_PROBLEM DETAILS_. Where does the string "index" appear? Copy every line of the entries below that holds it.

_GIVEN RECORDS_.
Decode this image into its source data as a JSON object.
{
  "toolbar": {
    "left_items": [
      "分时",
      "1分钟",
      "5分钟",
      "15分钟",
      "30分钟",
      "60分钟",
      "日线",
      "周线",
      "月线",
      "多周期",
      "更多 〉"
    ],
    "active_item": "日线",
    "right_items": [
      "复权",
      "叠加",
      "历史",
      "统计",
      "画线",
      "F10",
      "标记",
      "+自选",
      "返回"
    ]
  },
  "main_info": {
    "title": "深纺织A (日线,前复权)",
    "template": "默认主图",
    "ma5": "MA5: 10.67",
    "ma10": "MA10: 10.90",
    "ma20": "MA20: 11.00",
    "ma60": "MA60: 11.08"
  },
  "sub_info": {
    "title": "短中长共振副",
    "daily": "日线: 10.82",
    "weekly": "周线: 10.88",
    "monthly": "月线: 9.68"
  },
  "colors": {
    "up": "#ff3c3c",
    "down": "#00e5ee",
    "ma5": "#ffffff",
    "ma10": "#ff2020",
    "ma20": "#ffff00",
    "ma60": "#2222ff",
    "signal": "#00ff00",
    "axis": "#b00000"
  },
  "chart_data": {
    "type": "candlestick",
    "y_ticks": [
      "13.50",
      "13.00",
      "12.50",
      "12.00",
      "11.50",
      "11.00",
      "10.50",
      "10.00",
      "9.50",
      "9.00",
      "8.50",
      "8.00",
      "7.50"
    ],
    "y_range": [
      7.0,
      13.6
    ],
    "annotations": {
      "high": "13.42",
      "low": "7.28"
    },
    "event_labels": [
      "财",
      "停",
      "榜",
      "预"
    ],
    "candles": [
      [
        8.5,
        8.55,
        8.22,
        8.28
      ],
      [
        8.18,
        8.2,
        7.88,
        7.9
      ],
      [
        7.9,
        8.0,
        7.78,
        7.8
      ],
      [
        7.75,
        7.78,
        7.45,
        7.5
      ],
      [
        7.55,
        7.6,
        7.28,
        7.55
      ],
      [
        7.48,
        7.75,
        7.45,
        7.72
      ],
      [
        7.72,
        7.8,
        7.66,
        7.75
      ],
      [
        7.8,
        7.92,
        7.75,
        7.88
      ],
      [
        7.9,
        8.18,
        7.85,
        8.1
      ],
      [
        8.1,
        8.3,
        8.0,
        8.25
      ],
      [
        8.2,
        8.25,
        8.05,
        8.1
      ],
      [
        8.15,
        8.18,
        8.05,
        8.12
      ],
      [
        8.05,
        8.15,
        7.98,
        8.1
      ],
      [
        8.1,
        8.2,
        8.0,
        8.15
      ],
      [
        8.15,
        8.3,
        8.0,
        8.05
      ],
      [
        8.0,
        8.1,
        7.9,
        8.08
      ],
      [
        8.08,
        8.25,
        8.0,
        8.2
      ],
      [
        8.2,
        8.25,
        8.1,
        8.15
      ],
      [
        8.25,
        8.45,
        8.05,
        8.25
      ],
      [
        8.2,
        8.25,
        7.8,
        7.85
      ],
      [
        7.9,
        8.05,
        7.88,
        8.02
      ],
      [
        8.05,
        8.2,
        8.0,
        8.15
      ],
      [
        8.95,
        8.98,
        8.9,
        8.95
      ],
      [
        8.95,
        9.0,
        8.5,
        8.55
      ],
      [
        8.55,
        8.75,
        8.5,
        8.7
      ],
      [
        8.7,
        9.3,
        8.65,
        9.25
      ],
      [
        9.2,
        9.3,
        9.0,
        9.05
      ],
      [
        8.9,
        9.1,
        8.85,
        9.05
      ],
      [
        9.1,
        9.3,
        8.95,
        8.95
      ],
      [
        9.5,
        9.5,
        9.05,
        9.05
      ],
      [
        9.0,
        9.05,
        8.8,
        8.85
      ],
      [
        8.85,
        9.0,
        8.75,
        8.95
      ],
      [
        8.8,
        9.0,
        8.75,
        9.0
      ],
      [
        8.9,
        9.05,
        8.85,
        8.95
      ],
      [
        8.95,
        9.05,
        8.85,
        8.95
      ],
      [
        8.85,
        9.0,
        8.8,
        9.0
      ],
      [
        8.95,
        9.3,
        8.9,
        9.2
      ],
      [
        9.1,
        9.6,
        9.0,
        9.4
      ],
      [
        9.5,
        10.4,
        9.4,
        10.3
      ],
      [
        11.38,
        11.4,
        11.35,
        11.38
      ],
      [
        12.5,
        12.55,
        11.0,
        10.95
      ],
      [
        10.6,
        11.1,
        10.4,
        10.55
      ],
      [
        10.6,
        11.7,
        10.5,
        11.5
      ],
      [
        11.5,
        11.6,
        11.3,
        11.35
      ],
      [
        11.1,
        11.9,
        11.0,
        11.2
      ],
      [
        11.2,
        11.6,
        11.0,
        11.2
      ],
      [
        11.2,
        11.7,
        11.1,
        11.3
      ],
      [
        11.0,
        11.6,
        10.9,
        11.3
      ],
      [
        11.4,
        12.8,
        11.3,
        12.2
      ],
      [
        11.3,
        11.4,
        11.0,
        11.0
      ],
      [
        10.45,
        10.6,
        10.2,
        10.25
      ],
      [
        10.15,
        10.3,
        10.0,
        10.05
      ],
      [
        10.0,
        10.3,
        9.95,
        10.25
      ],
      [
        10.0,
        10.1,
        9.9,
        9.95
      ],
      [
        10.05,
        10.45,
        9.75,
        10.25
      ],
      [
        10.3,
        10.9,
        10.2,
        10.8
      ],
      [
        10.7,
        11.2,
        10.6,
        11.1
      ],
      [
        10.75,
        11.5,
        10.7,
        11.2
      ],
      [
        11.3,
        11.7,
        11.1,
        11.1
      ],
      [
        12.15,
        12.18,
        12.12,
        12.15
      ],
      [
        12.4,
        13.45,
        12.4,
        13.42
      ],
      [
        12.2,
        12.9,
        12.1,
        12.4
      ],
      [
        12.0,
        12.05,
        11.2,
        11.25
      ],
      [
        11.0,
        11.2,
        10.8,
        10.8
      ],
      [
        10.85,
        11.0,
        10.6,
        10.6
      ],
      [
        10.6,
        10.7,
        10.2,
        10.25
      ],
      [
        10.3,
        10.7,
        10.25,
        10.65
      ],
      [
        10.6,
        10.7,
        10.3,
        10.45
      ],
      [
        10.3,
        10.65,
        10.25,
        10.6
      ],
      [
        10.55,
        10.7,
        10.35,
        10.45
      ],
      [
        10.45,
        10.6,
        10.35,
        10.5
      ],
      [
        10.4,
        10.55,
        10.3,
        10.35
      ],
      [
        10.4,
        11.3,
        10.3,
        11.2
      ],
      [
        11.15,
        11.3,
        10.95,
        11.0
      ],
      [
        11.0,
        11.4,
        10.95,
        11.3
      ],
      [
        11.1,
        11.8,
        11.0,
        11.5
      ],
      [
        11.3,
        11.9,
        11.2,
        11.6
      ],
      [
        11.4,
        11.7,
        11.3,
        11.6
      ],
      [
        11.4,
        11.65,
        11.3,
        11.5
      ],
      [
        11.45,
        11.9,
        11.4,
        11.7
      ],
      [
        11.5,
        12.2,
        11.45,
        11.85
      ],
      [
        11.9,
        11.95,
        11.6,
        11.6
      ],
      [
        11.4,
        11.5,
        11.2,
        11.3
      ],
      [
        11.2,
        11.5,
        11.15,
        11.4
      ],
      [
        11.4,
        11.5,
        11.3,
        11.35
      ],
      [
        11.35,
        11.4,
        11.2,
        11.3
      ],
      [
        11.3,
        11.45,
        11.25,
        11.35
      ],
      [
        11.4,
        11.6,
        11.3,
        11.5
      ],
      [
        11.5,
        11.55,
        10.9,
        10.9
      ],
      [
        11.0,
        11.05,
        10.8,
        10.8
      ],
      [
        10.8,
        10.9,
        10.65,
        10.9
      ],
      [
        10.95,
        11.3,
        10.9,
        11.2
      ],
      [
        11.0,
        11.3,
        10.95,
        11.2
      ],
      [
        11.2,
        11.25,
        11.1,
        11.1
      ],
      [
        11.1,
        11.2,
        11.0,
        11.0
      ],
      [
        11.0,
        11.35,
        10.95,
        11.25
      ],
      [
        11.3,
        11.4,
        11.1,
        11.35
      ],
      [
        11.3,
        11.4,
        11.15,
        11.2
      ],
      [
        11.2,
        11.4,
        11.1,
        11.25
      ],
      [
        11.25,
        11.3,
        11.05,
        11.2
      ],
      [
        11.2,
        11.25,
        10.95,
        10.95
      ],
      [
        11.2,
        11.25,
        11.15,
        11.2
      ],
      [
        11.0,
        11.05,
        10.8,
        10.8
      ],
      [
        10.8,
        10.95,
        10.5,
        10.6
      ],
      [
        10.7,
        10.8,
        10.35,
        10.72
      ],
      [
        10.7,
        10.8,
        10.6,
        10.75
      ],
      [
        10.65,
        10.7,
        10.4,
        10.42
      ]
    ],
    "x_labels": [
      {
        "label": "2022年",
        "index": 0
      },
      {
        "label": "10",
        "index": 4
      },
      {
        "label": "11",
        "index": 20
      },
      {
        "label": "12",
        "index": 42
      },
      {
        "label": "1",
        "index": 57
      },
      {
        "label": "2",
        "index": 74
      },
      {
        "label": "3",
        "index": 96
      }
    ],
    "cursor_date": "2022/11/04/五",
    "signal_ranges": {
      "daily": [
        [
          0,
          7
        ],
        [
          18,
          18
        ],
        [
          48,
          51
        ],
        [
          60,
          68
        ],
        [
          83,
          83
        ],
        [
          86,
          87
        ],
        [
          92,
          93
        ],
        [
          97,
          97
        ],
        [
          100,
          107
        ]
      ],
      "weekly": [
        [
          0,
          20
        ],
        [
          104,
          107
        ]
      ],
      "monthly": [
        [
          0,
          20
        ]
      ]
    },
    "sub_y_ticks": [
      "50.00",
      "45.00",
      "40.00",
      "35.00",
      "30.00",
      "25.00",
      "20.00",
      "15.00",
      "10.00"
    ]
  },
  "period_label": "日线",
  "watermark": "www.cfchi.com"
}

_COMPLETE OUTPUT_.
        "index": 0
        "index": 4
        "index": 20
        "index": 42
        "index": 57
        "index": 74
        "index": 96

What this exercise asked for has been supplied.